Transcribe the material in full. Nothing should differ except that the pictures are left out.

[Stored records]
▼

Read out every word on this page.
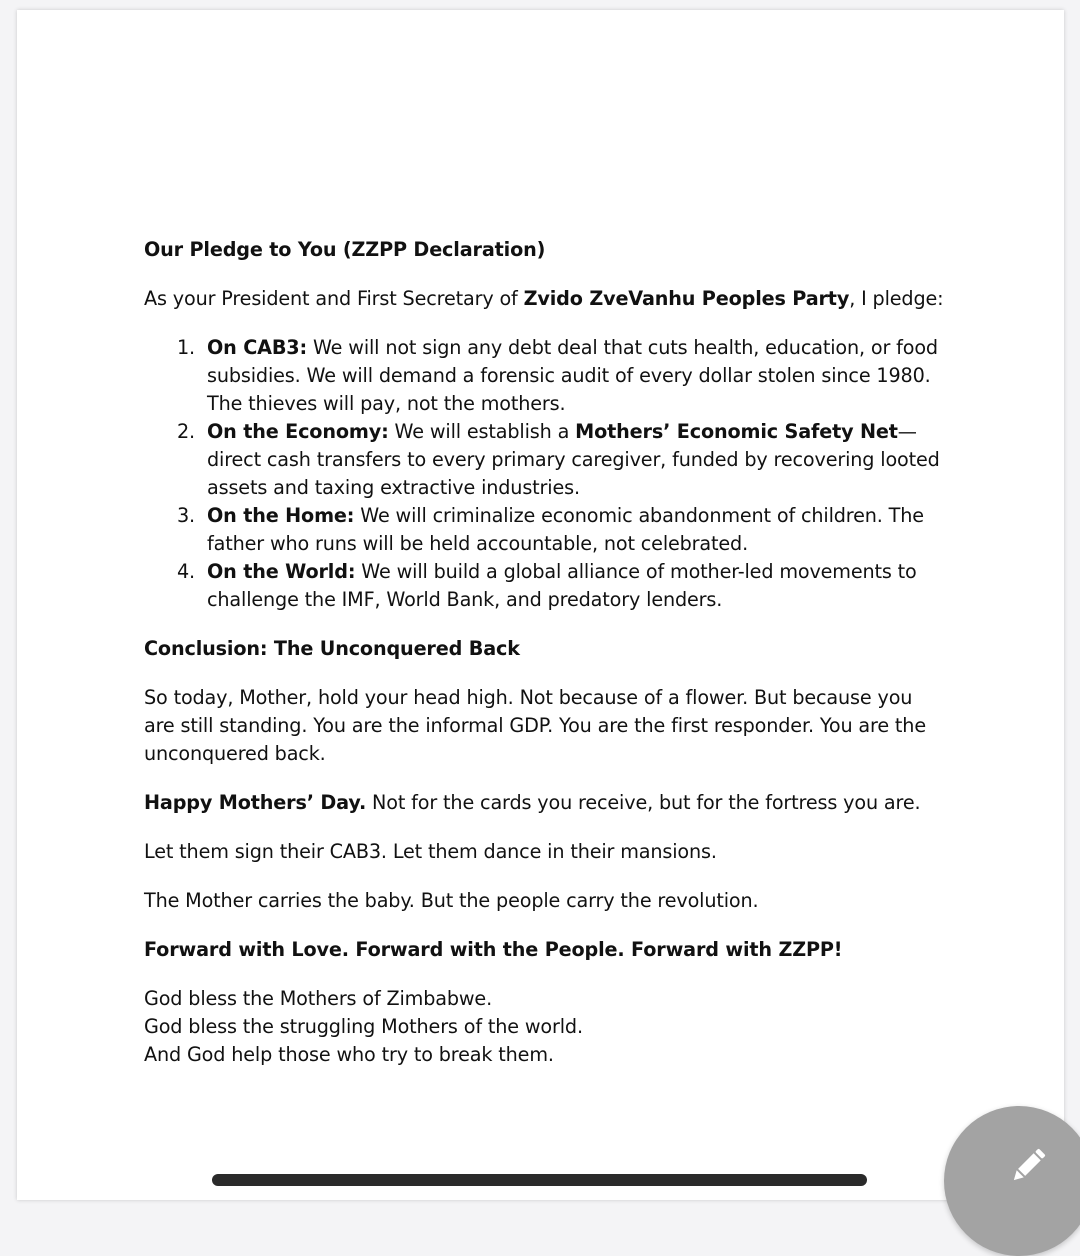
Our Pledge to You (ZZPP Declaration)

As your President and First Secretary of Zvido ZveVanhu Peoples Party, I pledge:

1. On CAB3: We will not sign any debt deal that cuts health, education, or food subsidies. We will demand a forensic audit of every dollar stolen since 1980. The thieves will pay, not the mothers.
2. On the Economy: We will establish a Mothers’ Economic Safety Net—direct cash transfers to every primary caregiver, funded by recovering looted assets and taxing extractive industries.
3. On the Home: We will criminalize economic abandonment of children. The father who runs will be held accountable, not celebrated.
4. On the World: We will build a global alliance of mother-led movements to challenge the IMF, World Bank, and predatory lenders.

Conclusion: The Unconquered Back

So today, Mother, hold your head high. Not because of a flower. But because you are still standing. You are the informal GDP. You are the first responder. You are the unconquered back.

Happy Mothers’ Day. Not for the cards you receive, but for the fortress you are.

Let them sign their CAB3. Let them dance in their mansions.

The Mother carries the baby. But the people carry the revolution.

Forward with Love. Forward with the People. Forward with ZZPP!

God bless the Mothers of Zimbabwe.

God bless the struggling Mothers of the world.

And God help those who try to break them.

▲

Solved exercise ▸
Read out every word on this page.
Our Pledge to You (ZZPP Declaration)

As your President and First Secretary of Zvido ZveVanhu Peoples Party, I pledge:

1. On CAB3: We will not sign any debt deal that cuts health, education, or food subsidies. We will demand a forensic audit of every dollar stolen since 1980. The thieves will pay, not the mothers.
2. On the Economy: We will establish a Mothers’ Economic Safety Net—direct cash transfers to every primary caregiver, funded by recovering looted assets and taxing extractive industries.
3. On the Home: We will criminalize economic abandonment of children. The father who runs will be held accountable, not celebrated.
4. On the World: We will build a global alliance of mother-led movements to challenge the IMF, World Bank, and predatory lenders.

Conclusion: The Unconquered Back

So today, Mother, hold your head high. Not because of a flower. But because you are still standing. You are the informal GDP. You are the first responder. You are the unconquered back.

Happy Mothers’ Day. Not for the cards you receive, but for the fortress you are.

Let them sign their CAB3. Let them dance in their mansions.

The Mother carries the baby. But the people carry the revolution.

Forward with Love. Forward with the People. Forward with ZZPP!

God bless the Mothers of Zimbabwe.

God bless the struggling Mothers of the world.

And God help those who try to break them.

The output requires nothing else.